* **Task instructions**:
Copy out all the lines in the records that include the word "установленным".

* **Supplied data**:
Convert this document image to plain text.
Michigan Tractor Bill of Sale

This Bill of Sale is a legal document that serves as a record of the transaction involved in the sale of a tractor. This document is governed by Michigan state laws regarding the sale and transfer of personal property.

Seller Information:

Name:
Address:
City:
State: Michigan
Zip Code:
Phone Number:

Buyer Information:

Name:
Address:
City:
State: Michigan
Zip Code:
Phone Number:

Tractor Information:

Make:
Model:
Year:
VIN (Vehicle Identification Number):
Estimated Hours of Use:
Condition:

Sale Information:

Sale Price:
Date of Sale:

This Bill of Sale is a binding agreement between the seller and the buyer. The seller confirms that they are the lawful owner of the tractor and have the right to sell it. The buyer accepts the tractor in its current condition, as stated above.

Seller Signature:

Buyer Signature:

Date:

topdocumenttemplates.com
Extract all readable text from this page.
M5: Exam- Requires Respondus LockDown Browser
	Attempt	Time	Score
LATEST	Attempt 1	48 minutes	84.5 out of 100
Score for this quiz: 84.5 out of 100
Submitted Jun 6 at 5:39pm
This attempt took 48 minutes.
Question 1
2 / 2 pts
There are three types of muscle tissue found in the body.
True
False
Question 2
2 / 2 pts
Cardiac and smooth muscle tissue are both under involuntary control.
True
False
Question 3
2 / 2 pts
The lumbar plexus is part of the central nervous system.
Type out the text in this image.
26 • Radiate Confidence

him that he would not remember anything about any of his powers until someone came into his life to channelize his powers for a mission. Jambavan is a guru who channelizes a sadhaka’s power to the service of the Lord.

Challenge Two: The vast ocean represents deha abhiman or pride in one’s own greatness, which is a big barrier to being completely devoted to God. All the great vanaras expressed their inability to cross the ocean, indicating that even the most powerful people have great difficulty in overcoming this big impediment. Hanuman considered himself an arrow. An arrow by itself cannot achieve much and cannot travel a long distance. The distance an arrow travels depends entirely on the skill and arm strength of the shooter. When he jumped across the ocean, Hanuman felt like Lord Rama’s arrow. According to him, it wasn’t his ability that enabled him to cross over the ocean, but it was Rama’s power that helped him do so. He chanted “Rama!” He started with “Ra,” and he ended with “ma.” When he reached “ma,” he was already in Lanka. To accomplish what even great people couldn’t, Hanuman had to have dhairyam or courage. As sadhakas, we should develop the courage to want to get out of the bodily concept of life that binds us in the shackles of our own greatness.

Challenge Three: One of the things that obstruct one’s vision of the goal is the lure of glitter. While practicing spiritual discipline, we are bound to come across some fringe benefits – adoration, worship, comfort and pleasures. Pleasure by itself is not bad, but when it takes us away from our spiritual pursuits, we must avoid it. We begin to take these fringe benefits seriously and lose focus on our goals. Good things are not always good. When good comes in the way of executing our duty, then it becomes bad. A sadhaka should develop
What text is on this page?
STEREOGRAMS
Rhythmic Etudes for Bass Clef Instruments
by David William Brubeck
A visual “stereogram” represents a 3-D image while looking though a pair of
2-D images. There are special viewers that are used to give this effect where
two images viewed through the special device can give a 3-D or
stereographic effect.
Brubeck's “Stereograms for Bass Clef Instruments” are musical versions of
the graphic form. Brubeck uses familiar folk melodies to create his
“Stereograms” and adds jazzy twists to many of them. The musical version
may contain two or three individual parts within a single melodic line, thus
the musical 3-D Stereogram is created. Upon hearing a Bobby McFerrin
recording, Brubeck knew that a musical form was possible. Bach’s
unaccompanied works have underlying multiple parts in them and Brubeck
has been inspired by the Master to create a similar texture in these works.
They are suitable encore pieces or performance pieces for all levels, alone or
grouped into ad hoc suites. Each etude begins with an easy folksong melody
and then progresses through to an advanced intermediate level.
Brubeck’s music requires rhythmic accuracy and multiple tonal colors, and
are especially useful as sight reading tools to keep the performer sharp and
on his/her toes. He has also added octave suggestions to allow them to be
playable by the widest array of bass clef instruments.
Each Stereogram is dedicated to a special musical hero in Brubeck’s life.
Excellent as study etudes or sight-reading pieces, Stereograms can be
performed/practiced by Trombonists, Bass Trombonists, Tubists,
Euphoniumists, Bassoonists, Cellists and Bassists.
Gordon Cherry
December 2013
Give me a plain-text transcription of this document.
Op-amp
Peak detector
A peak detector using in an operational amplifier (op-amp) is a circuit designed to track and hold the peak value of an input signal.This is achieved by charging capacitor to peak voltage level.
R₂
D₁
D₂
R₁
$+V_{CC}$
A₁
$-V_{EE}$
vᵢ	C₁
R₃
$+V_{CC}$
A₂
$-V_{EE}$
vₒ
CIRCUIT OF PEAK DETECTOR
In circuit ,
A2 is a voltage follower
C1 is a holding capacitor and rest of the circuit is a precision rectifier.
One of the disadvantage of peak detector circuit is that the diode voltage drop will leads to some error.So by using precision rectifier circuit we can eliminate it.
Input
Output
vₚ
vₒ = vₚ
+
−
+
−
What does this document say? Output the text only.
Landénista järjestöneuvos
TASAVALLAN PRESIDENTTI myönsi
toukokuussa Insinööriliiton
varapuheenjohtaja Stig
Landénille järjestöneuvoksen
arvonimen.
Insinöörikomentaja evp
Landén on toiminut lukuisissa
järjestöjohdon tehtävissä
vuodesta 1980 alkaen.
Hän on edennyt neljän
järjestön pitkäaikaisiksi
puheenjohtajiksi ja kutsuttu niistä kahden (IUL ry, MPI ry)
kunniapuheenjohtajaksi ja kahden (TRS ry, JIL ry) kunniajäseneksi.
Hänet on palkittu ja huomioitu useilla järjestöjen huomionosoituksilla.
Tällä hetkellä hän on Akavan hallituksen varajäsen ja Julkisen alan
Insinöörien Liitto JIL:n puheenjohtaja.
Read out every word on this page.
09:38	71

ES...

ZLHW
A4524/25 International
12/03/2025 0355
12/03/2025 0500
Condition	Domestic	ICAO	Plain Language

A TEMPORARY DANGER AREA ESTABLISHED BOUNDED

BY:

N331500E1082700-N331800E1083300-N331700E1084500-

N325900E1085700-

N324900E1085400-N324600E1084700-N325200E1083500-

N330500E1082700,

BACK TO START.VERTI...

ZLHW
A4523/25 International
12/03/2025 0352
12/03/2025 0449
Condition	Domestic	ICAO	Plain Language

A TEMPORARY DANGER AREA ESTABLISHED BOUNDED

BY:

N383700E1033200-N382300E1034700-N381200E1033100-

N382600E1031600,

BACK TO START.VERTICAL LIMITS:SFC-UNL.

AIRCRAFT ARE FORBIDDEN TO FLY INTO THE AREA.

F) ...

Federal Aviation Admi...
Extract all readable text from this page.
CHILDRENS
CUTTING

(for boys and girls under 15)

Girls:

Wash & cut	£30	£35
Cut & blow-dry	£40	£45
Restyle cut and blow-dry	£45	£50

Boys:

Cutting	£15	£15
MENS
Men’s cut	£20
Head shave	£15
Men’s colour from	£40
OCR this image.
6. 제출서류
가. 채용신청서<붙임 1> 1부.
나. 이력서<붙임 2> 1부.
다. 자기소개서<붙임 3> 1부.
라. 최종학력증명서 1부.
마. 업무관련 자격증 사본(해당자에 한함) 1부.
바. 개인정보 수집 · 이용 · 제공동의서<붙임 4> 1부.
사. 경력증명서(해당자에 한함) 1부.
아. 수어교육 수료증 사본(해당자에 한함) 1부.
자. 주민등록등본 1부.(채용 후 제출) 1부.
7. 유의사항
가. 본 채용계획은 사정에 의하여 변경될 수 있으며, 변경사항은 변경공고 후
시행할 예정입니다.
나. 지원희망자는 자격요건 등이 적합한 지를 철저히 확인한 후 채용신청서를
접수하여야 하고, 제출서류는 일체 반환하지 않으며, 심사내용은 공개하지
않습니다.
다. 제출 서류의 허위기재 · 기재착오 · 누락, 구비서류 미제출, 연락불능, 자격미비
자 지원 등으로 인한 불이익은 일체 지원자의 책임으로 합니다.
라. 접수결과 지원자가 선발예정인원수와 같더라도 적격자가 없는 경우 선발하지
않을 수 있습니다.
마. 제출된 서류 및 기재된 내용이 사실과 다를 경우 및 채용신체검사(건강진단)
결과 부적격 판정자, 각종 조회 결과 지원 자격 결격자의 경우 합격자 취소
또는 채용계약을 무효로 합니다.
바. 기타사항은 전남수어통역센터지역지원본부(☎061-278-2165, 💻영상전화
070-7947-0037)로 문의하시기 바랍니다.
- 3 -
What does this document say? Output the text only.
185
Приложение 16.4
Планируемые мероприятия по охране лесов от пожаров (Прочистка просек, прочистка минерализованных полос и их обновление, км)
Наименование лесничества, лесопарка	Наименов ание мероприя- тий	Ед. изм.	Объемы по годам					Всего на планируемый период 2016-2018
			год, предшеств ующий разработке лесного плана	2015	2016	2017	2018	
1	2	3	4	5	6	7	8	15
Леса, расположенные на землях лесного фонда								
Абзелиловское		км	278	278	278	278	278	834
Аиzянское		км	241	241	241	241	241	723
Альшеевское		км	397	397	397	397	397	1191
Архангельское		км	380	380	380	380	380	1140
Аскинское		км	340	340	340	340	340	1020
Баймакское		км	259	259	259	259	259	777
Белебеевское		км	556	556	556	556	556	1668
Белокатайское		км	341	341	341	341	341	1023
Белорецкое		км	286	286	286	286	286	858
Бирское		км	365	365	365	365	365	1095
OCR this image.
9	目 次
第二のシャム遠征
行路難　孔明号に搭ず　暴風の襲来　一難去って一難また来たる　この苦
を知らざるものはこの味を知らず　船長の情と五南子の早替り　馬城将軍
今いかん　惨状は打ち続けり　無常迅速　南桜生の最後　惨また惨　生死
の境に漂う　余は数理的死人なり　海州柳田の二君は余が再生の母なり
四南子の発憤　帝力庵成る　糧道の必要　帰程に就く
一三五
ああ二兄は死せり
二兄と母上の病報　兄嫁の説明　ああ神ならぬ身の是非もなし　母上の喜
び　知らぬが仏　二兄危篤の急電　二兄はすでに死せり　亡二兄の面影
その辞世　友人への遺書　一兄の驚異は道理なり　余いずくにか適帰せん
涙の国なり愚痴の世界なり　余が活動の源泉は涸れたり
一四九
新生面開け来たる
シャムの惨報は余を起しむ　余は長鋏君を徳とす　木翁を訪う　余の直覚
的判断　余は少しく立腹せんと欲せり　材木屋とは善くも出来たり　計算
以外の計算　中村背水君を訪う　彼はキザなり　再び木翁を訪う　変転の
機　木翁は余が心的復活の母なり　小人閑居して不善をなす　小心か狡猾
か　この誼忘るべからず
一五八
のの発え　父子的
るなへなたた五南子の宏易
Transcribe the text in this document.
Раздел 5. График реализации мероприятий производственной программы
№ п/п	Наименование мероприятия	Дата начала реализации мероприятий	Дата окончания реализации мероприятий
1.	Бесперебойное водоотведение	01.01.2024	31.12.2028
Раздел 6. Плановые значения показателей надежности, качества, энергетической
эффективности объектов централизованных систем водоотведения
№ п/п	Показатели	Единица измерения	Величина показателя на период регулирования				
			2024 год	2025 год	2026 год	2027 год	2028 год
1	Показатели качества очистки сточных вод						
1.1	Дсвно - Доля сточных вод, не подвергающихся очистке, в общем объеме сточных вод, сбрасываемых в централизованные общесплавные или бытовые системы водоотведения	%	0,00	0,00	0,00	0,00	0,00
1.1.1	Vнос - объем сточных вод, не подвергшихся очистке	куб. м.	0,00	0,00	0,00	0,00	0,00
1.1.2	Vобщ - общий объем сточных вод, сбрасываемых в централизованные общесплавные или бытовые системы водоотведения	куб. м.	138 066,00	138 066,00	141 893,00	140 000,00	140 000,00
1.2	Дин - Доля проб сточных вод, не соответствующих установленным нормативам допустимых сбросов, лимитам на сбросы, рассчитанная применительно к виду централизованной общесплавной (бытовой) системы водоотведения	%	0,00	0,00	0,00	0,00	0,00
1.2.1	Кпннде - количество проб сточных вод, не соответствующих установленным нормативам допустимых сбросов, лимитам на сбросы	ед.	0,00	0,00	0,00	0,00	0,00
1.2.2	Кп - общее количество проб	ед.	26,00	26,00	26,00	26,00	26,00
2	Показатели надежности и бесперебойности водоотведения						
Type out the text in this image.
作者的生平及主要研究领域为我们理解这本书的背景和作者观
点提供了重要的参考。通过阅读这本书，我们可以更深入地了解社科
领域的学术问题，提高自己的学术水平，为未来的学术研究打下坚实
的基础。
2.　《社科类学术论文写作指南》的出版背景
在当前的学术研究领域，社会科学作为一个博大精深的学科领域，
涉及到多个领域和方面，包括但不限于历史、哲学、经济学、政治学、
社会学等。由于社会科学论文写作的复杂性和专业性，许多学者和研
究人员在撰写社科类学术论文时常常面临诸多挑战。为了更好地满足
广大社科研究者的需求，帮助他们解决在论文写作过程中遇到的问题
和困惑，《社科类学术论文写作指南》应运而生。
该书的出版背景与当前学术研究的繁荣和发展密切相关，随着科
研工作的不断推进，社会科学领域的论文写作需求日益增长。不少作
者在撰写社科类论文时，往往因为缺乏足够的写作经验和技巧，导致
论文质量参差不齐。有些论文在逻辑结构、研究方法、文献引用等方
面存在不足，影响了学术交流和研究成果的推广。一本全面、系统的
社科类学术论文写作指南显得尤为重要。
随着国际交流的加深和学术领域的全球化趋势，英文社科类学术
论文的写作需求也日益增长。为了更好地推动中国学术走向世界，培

* **The answer**:
1.2	Дин - Доля проб сточных вод, не соответствующих установленным нормативам допустимых сбросов, лимитам на сбросы, рассчитанная применительно к виду централизованной общесплавной (бытовой) системы водоотведения	%	0,00	0,00	0,00	0,00	0,00
1.2.1	Кпннде - количество проб сточных вод, не соответствующих установленным нормативам допустимых сбросов, лимитам на сбросы	ед.	0,00	0,00	0,00	0,00	0,00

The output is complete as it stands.